Work to do: Can you transcribe the data exactly? Leave the pictures out.

Items from a dataset:
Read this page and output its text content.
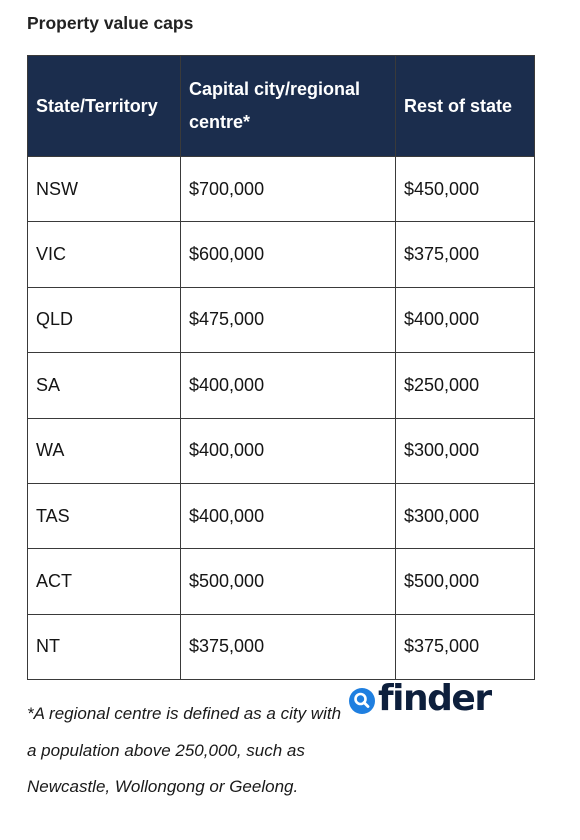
Property value caps
State/Territory	Capital city/regional centre*	Rest of state
NSW	$700,000	$450,000
VIC	$600,000	$375,000
QLD	$475,000	$400,000
SA	$400,000	$250,000
WA	$400,000	$300,000
TAS	$400,000	$300,000
ACT	$500,000	$500,000
NT	$375,000	$375,000
*A regional centre is defined as a city with a population above 250,000, such as Newcastle, Wollongong or Geelong.
finder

Solution for this problem:
Read this page and output its text content.
Property value caps
State/Territory	Capital city/regional centre*	Rest of state
NSW	$700,000	$450,000
VIC	$600,000	$375,000
QLD	$475,000	$400,000
SA	$400,000	$250,000
WA	$400,000	$300,000
TAS	$400,000	$300,000
ACT	$500,000	$500,000
NT	$375,000	$375,000
*A regional centre is defined as a city with a population above 250,000, such as Newcastle, Wollongong or Geelong.
finder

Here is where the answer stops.